(What the task asks): Below are the records; copy each line in them that holds the word "Madonna".

Collection entries
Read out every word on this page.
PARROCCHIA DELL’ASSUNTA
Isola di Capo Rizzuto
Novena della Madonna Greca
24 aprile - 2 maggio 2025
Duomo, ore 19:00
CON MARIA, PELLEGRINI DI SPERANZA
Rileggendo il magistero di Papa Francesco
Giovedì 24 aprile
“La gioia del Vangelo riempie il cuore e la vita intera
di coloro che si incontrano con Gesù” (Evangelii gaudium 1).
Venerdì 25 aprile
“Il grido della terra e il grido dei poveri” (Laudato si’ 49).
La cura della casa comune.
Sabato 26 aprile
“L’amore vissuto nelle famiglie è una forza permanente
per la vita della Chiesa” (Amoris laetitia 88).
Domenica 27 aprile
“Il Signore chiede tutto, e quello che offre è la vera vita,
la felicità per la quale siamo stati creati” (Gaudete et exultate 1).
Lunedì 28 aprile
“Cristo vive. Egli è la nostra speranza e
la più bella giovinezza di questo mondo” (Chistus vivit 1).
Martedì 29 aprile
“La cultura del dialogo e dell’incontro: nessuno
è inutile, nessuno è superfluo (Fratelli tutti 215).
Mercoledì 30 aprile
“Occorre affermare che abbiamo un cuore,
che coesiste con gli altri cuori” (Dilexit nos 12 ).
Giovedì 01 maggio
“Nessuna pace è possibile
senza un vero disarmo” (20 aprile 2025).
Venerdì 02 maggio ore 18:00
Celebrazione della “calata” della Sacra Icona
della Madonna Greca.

==

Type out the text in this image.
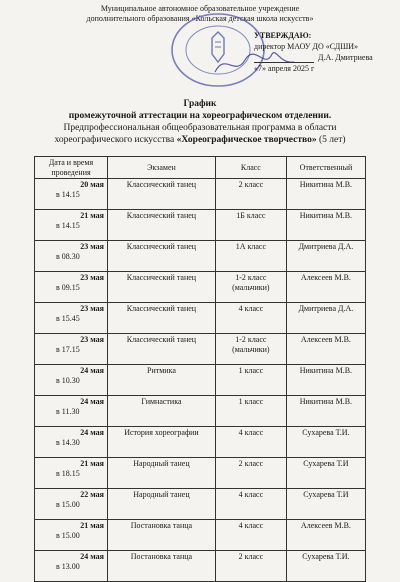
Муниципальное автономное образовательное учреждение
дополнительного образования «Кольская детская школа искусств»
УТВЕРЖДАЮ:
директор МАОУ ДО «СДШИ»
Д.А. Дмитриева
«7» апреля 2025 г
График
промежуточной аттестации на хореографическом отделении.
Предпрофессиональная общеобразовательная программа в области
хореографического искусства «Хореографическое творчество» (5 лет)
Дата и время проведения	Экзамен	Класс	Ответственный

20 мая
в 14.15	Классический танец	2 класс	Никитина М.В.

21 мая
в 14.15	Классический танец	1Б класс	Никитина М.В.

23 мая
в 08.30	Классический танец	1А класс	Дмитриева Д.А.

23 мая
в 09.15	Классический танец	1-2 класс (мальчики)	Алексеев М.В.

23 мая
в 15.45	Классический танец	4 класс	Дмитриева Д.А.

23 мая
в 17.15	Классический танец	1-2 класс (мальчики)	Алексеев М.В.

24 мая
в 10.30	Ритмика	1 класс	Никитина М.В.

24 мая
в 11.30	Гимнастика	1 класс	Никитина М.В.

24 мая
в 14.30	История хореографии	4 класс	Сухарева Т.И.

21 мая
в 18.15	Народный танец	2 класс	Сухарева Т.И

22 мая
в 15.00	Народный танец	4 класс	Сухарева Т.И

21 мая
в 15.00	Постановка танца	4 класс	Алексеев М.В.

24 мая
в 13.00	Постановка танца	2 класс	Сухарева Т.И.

* * *

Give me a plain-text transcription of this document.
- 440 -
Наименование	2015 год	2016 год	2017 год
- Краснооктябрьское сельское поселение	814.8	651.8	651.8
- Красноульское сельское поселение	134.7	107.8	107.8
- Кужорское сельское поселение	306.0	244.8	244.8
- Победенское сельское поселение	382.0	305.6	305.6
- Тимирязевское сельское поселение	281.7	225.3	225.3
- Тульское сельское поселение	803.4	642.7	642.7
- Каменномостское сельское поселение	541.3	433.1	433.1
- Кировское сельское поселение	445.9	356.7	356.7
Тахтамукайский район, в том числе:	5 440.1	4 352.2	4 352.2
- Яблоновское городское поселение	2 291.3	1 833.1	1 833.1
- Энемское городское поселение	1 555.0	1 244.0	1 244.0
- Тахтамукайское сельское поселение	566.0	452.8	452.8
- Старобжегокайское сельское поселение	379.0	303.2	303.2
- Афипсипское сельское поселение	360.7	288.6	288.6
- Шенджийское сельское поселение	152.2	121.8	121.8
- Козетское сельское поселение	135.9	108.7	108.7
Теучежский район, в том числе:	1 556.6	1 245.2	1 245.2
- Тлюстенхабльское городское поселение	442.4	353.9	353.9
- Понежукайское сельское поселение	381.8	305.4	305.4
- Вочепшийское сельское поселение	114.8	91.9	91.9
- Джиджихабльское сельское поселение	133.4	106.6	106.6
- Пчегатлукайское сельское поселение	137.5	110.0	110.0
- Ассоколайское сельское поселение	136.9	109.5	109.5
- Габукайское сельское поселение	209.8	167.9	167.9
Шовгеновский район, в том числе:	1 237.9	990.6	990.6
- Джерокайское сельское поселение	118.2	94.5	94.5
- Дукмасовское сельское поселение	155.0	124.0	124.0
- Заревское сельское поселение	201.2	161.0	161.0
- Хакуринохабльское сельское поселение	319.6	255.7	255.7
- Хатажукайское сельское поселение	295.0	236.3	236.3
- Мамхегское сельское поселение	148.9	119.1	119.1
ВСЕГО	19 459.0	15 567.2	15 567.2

(Complete output):
Novena della Madonna Greca
della Madonna Greca.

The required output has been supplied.